Stored data

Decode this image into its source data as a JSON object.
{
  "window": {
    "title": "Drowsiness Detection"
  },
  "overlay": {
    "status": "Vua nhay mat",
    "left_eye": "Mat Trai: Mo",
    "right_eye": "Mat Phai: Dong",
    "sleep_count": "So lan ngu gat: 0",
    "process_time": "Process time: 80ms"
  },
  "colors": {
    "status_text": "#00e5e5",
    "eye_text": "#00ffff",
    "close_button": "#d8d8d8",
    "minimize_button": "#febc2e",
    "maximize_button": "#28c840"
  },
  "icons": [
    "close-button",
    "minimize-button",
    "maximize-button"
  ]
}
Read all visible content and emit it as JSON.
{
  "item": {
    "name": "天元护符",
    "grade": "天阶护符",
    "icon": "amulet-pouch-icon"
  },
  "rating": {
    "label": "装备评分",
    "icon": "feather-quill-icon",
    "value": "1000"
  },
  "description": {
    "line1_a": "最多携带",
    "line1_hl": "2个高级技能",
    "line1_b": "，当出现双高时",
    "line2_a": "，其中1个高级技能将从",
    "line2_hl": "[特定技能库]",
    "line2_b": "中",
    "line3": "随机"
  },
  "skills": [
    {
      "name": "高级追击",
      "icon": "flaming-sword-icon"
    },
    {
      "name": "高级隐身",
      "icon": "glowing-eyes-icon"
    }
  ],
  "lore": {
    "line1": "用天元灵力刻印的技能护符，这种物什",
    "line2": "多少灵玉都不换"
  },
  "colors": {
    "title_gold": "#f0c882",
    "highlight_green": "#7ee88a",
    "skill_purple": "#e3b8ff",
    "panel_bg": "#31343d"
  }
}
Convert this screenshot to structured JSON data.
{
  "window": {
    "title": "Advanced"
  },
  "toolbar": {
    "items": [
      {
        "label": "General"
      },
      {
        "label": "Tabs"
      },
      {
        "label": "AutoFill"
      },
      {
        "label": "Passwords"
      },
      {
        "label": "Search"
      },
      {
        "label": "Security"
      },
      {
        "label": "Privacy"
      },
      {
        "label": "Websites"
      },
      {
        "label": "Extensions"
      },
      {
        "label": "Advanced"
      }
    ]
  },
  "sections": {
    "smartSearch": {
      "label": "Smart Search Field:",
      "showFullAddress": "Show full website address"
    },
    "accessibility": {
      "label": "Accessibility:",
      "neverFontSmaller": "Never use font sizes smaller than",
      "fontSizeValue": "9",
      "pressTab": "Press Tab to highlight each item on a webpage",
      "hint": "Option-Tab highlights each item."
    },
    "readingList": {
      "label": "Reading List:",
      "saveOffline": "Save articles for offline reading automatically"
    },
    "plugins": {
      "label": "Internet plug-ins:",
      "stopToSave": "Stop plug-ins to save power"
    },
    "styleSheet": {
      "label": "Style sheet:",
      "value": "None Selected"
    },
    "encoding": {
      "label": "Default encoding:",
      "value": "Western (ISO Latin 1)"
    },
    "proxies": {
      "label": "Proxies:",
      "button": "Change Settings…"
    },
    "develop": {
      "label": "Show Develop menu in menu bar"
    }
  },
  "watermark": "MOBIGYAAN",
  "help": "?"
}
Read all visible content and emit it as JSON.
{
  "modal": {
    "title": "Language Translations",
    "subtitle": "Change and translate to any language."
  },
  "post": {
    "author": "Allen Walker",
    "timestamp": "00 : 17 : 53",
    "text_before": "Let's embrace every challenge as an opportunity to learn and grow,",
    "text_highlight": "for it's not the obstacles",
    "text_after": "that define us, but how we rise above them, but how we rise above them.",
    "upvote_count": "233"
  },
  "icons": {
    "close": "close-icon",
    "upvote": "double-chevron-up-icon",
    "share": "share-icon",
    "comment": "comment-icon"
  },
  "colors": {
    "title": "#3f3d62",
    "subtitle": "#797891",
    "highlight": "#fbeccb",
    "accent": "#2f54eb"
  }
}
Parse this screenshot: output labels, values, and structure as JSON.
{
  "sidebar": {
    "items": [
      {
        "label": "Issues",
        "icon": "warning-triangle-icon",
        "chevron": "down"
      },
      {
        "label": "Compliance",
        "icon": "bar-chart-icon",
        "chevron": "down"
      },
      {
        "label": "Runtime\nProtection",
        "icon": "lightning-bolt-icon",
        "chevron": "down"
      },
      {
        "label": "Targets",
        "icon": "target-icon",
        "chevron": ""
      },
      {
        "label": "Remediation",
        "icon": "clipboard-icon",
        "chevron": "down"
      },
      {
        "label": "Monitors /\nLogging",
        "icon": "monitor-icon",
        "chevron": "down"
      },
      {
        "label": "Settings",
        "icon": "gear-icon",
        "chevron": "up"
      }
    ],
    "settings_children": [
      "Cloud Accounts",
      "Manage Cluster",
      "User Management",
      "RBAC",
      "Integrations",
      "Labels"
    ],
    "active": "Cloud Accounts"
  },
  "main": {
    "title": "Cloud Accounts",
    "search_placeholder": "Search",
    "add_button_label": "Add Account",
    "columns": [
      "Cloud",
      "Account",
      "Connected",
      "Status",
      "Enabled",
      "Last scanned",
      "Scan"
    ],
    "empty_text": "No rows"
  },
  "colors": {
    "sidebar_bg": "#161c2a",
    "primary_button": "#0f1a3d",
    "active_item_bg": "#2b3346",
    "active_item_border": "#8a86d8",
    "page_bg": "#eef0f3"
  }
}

PROBLEM REQUIREMENTS: Return all of the entries exactly as written.

OUTPUT FOR THIS TASK:
Decode this image into its source data as a JSON object.
{
  "window": {
    "title": "Drowsiness Detection"
  },
  "overlay": {
    "status": "Vua nhay mat",
    "left_eye": "Mat Trai: Mo",
    "right_eye": "Mat Phai: Dong",
    "sleep_count": "So lan ngu gat: 0",
    "process_time": "Process time: 80ms"
  },
  "colors": {
    "status_text": "#00e5e5",
    "eye_text": "#00ffff",
    "close_button": "#d8d8d8",
    "minimize_button": "#febc2e",
    "maximize_button": "#28c840"
  },
  "icons": [
    "close-button",
    "minimize-button",
    "maximize-button"
  ]
}
Read all visible content and emit it as JSON.
{
  "item": {
    "name": "天元护符",
    "grade": "天阶护符",
    "icon": "amulet-pouch-icon"
  },
  "rating": {
    "label": "装备评分",
    "icon": "feather-quill-icon",
    "value": "1000"
  },
  "description": {
    "line1_a": "最多携带",
    "line1_hl": "2个高级技能",
    "line1_b": "，当出现双高时",
    "line2_a": "，其中1个高级技能将从",
    "line2_hl": "[特定技能库]",
    "line2_b": "中",
    "line3": "随机"
  },
  "skills": [
    {
      "name": "高级追击",
      "icon": "flaming-sword-icon"
    },
    {
      "name": "高级隐身",
      "icon": "glowing-eyes-icon"
    }
  ],
  "lore": {
    "line1": "用天元灵力刻印的技能护符，这种物什",
    "line2": "多少灵玉都不换"
  },
  "colors": {
    "title_gold": "#f0c882",
    "highlight_green": "#7ee88a",
    "skill_purple": "#e3b8ff",
    "panel_bg": "#31343d"
  }
}
Convert this screenshot to structured JSON data.
{
  "window": {
    "title": "Advanced"
  },
  "toolbar": {
    "items": [
      {
        "label": "General"
      },
      {
        "label": "Tabs"
      },
      {
        "label": "AutoFill"
      },
      {
        "label": "Passwords"
      },
      {
        "label": "Search"
      },
      {
        "label": "Security"
      },
      {
        "label": "Privacy"
      },
      {
        "label": "Websites"
      },
      {
        "label": "Extensions"
      },
      {
        "label": "Advanced"
      }
    ]
  },
  "sections": {
    "smartSearch": {
      "label": "Smart Search Field:",
      "showFullAddress": "Show full website address"
    },
    "accessibility": {
      "label": "Accessibility:",
      "neverFontSmaller": "Never use font sizes smaller than",
      "fontSizeValue": "9",
      "pressTab": "Press Tab to highlight each item on a webpage",
      "hint": "Option-Tab highlights each item."
    },
    "readingList": {
      "label": "Reading List:",
      "saveOffline": "Save articles for offline reading automatically"
    },
    "plugins": {
      "label": "Internet plug-ins:",
      "stopToSave": "Stop plug-ins to save power"
    },
    "styleSheet": {
      "label": "Style sheet:",
      "value": "None Selected"
    },
    "encoding": {
      "label": "Default encoding:",
      "value": "Western (ISO Latin 1)"
    },
    "proxies": {
      "label": "Proxies:",
      "button": "Change Settings…"
    },
    "develop": {
      "label": "Show Develop menu in menu bar"
    }
  },
  "watermark": "MOBIGYAAN",
  "help": "?"
}
Read all visible content and emit it as JSON.
{
  "modal": {
    "title": "Language Translations",
    "subtitle": "Change and translate to any language."
  },
  "post": {
    "author": "Allen Walker",
    "timestamp": "00 : 17 : 53",
    "text_before": "Let's embrace every challenge as an opportunity to learn and grow,",
    "text_highlight": "for it's not the obstacles",
    "text_after": "that define us, but how we rise above them, but how we rise above them.",
    "upvote_count": "233"
  },
  "icons": {
    "close": "close-icon",
    "upvote": "double-chevron-up-icon",
    "share": "share-icon",
    "comment": "comment-icon"
  },
  "colors": {
    "title": "#3f3d62",
    "subtitle": "#797891",
    "highlight": "#fbeccb",
    "accent": "#2f54eb"
  }
}
Parse this screenshot: output labels, values, and structure as JSON.
{
  "sidebar": {
    "items": [
      {
        "label": "Issues",
        "icon": "warning-triangle-icon",
        "chevron": "down"
      },
      {
        "label": "Compliance",
        "icon": "bar-chart-icon",
        "chevron": "down"
      },
      {
        "label": "Runtime\nProtection",
        "icon": "lightning-bolt-icon",
        "chevron": "down"
      },
      {
        "label": "Targets",
        "icon": "target-icon",
        "chevron": ""
      },
      {
        "label": "Remediation",
        "icon": "clipboard-icon",
        "chevron": "down"
      },
      {
        "label": "Monitors /\nLogging",
        "icon": "monitor-icon",
        "chevron": "down"
      },
      {
        "label": "Settings",
        "icon": "gear-icon",
        "chevron": "up"
      }
    ],
    "settings_children": [
      "Cloud Accounts",
      "Manage Cluster",
      "User Management",
      "RBAC",
      "Integrations",
      "Labels"
    ],
    "active": "Cloud Accounts"
  },
  "main": {
    "title": "Cloud Accounts",
    "search_placeholder": "Search",
    "add_button_label": "Add Account",
    "columns": [
      "Cloud",
      "Account",
      "Connected",
      "Status",
      "Enabled",
      "Last scanned",
      "Scan"
    ],
    "empty_text": "No rows"
  },
  "colors": {
    "sidebar_bg": "#161c2a",
    "primary_button": "#0f1a3d",
    "active_item_bg": "#2b3346",
    "active_item_border": "#8a86d8",
    "page_bg": "#eef0f3"
  }
}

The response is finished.